■ SUPPLIED DATA:
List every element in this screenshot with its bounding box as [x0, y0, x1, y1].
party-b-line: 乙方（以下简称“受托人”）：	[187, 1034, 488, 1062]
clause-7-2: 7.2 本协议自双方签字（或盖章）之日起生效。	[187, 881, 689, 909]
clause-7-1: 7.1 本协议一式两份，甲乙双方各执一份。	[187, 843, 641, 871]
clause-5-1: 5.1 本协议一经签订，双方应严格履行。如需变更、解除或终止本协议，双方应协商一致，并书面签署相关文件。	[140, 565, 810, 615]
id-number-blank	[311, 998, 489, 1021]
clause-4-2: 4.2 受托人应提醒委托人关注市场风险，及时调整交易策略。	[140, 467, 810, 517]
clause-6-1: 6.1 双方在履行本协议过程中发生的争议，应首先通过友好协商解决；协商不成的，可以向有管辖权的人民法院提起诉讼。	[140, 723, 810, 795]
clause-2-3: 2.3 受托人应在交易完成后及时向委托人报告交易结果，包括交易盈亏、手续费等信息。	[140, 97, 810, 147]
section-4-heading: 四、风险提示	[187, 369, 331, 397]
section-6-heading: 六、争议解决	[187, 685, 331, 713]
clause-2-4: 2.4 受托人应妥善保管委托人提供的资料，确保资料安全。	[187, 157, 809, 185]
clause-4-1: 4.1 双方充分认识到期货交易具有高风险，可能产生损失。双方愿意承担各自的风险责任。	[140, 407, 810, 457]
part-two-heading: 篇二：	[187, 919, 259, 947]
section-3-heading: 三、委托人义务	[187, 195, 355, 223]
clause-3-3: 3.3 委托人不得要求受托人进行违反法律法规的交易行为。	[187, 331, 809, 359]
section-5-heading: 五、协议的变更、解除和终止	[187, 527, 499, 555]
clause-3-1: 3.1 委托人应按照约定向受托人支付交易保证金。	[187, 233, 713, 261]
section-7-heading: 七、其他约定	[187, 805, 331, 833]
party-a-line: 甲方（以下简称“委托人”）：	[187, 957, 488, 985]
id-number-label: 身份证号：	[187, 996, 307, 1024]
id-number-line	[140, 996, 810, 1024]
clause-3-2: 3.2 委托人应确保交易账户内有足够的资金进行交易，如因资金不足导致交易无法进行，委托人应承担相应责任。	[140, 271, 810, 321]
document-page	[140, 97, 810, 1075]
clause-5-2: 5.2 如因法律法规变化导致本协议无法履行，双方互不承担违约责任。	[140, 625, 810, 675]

■ PROBLEM TO SOLVE:
Retype the material word for word, from its first line down to and including the line that contains "805, 331, 833]".

■ FINISHED TASK:
List every element in this screenshot with its bounding box as [x0, y0, x1, y1].
party-b-line: 乙方（以下简称“受托人”）：	[187, 1034, 488, 1062]
clause-7-2: 7.2 本协议自双方签字（或盖章）之日起生效。	[187, 881, 689, 909]
clause-7-1: 7.1 本协议一式两份，甲乙双方各执一份。	[187, 843, 641, 871]
clause-5-1: 5.1 本协议一经签订，双方应严格履行。如需变更、解除或终止本协议，双方应协商一致，并书面签署相关文件。	[140, 565, 810, 615]
id-number-blank	[311, 998, 489, 1021]
clause-4-2: 4.2 受托人应提醒委托人关注市场风险，及时调整交易策略。	[140, 467, 810, 517]
clause-6-1: 6.1 双方在履行本协议过程中发生的争议，应首先通过友好协商解决；协商不成的，可以向有管辖权的人民法院提起诉讼。	[140, 723, 810, 795]
clause-2-3: 2.3 受托人应在交易完成后及时向委托人报告交易结果，包括交易盈亏、手续费等信息。	[140, 97, 810, 147]
section-4-heading: 四、风险提示	[187, 369, 331, 397]
section-6-heading: 六、争议解决	[187, 685, 331, 713]
clause-2-4: 2.4 受托人应妥善保管委托人提供的资料，确保资料安全。	[187, 157, 809, 185]
clause-4-1: 4.1 双方充分认识到期货交易具有高风险，可能产生损失。双方愿意承担各自的风险责任。	[140, 407, 810, 457]
part-two-heading: 篇二：	[187, 919, 259, 947]
section-3-heading: 三、委托人义务	[187, 195, 355, 223]
clause-3-3: 3.3 委托人不得要求受托人进行违反法律法规的交易行为。	[187, 331, 809, 359]
section-5-heading: 五、协议的变更、解除和终止	[187, 527, 499, 555]
clause-3-1: 3.1 委托人应按照约定向受托人支付交易保证金。	[187, 233, 713, 261]
section-7-heading: 七、其他约定	[187, 805, 331, 833]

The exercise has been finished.